### Problem statement
Set out as a Markdown table, with columns headed Row and Line, the lines of the listing starting at the line that contains "x-tick-label: 55 to 59: [809, 592, 868, 610]" and ending at the line that contains "bar: [948, 218, 968, 562]", omitting blank lines.

### Material provided
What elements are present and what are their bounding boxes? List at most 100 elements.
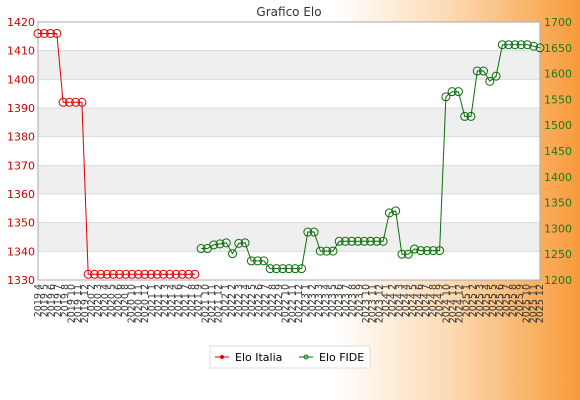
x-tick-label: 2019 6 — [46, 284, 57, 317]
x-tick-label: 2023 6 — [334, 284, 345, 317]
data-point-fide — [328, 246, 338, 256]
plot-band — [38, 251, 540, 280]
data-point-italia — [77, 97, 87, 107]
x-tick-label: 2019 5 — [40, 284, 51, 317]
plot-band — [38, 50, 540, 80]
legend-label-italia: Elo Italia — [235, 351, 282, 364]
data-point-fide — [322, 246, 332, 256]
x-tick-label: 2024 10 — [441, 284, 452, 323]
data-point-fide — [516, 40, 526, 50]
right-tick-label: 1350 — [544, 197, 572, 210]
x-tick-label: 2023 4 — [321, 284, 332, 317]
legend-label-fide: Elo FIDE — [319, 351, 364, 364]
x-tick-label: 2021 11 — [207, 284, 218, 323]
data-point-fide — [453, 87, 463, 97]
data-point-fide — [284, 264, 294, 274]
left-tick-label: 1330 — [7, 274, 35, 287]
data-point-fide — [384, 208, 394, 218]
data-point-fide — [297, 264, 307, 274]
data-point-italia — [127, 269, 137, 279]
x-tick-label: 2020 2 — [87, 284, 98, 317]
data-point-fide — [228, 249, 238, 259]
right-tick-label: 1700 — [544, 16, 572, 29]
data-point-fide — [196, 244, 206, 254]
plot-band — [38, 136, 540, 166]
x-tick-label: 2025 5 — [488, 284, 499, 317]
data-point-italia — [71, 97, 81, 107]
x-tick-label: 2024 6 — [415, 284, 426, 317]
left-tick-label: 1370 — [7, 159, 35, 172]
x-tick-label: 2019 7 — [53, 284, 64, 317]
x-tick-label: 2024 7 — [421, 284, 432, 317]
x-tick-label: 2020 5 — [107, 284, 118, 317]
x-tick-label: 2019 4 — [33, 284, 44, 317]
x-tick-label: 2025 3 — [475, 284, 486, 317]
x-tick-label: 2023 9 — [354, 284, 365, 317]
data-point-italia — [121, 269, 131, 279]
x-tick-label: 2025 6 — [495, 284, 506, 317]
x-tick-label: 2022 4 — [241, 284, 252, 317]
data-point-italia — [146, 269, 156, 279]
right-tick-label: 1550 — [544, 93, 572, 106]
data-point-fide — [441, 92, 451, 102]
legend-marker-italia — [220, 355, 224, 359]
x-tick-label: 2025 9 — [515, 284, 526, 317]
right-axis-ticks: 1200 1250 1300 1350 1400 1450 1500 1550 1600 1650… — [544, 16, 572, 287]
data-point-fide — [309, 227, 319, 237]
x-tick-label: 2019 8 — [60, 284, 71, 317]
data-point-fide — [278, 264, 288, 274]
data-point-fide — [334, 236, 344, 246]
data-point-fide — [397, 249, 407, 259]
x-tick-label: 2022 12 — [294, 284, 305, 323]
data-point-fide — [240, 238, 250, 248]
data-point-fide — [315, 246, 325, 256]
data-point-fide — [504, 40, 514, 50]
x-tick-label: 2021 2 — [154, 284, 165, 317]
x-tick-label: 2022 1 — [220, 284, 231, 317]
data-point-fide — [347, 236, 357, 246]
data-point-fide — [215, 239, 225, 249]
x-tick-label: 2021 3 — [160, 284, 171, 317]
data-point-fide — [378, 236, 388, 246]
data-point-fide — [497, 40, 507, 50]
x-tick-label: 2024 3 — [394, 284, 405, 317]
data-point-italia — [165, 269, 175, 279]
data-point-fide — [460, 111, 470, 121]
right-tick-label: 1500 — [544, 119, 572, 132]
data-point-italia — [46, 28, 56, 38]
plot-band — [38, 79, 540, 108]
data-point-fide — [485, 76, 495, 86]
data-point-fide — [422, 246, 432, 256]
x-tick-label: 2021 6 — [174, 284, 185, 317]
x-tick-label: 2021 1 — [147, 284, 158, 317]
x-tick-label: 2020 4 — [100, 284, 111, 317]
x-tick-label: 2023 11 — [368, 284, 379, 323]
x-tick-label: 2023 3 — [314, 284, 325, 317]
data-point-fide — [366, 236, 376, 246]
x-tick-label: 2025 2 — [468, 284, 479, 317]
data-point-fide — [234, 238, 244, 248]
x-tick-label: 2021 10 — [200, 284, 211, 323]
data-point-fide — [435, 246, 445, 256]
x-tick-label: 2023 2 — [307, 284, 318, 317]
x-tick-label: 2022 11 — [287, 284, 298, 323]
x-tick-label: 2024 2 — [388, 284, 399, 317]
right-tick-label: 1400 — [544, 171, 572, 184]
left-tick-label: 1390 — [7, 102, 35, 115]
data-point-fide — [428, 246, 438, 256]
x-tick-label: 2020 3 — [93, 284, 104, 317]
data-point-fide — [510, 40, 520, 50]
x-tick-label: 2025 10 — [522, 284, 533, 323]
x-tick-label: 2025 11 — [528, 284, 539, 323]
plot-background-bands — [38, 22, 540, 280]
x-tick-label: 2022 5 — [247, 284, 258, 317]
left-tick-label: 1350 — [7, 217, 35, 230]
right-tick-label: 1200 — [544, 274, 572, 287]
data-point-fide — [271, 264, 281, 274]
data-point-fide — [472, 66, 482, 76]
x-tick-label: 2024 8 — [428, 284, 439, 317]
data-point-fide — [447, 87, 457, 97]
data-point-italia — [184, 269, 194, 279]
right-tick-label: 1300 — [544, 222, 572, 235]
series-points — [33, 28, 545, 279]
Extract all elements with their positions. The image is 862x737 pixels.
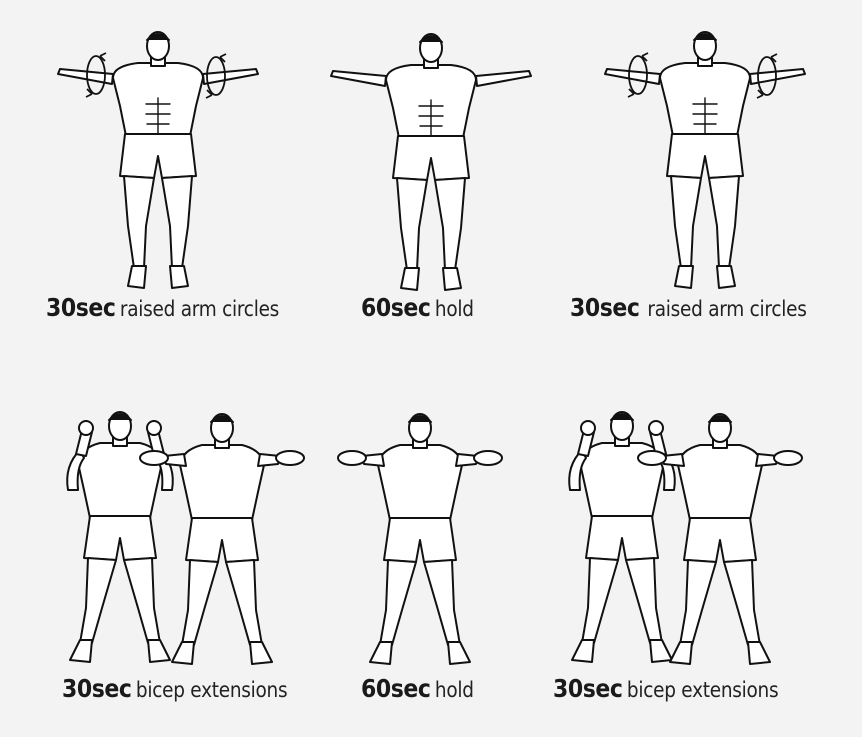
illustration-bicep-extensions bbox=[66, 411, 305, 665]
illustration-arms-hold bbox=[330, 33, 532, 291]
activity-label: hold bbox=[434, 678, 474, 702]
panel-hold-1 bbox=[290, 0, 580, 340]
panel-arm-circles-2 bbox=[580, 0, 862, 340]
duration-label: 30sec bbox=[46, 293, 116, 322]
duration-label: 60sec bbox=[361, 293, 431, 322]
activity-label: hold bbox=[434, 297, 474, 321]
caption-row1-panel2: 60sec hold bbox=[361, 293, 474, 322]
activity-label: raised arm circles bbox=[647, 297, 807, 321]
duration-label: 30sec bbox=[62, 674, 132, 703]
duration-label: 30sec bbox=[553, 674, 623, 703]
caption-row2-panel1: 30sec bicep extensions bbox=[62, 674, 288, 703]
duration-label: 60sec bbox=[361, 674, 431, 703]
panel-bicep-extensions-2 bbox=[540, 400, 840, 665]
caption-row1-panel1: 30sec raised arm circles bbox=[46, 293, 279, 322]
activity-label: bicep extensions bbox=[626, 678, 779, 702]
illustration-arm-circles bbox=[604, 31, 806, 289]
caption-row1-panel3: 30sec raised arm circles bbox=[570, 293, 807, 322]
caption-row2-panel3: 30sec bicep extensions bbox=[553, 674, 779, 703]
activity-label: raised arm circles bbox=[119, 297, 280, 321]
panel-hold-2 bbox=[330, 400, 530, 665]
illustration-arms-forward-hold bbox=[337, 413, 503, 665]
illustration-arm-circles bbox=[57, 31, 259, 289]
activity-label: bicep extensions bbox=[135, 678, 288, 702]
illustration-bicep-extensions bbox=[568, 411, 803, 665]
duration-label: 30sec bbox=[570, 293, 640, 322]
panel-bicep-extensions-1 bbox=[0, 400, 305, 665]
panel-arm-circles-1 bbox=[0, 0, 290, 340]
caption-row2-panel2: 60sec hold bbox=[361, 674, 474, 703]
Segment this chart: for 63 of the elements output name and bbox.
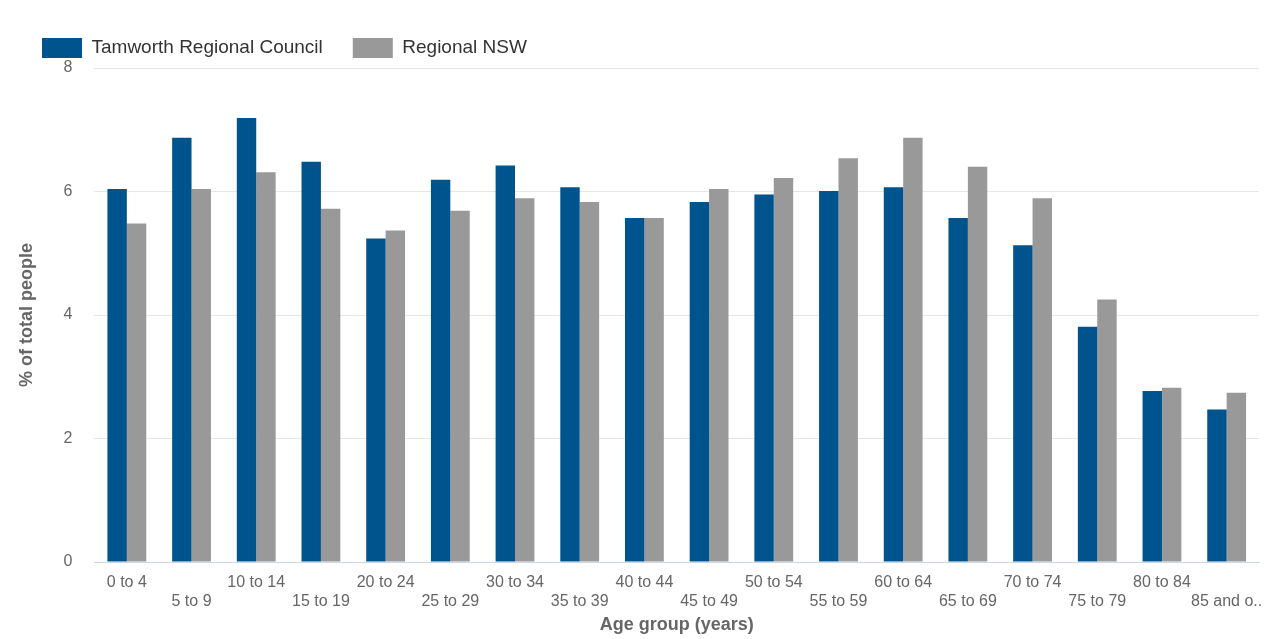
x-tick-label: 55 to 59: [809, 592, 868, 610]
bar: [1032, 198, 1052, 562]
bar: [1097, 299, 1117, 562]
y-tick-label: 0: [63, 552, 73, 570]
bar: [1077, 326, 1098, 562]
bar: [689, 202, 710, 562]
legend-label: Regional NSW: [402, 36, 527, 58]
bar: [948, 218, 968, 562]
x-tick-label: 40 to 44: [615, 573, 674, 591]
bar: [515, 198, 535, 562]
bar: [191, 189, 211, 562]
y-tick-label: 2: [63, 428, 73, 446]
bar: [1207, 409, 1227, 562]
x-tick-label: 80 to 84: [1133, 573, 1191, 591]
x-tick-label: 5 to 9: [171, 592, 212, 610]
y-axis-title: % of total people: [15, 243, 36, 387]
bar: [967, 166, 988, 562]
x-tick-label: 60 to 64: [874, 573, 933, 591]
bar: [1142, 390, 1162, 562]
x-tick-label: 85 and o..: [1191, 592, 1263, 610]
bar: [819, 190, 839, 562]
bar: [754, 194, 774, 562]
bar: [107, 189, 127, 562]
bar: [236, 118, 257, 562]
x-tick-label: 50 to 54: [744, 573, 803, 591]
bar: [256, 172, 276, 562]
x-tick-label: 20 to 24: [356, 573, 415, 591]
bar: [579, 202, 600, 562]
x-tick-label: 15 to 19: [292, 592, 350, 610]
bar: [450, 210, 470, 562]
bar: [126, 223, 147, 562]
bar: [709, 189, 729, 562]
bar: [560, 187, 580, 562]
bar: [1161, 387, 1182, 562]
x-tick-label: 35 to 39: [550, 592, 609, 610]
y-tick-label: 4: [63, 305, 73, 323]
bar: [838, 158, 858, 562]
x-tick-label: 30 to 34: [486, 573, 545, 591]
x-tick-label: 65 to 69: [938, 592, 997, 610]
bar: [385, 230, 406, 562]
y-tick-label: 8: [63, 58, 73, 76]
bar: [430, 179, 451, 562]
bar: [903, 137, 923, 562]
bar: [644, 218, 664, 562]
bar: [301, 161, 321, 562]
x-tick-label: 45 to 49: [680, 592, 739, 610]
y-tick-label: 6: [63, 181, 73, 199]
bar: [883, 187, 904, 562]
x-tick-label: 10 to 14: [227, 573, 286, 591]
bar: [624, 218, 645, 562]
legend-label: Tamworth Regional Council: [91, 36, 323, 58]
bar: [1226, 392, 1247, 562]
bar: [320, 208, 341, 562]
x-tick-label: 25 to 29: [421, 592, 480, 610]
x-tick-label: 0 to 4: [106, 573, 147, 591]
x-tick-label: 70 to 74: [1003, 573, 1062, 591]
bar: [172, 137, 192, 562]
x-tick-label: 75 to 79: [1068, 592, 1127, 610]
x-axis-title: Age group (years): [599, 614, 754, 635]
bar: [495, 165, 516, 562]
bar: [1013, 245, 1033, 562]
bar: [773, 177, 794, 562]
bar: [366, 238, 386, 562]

### Output
| Row | Line |
|---|---|
| 1 | x-tick-label: 55 to 59: [809, 592, 868, 610] |
| 2 | bar: [1032, 198, 1052, 562] |
| 3 | bar: [1097, 299, 1117, 562] |
| 4 | y-tick-label: 0: [63, 552, 73, 570] |
| 5 | bar: [1077, 326, 1098, 562] |
| 6 | bar: [689, 202, 710, 562] |
| 7 | legend-label: Regional NSW: [402, 36, 527, 58] |
| 8 | bar: [948, 218, 968, 562] |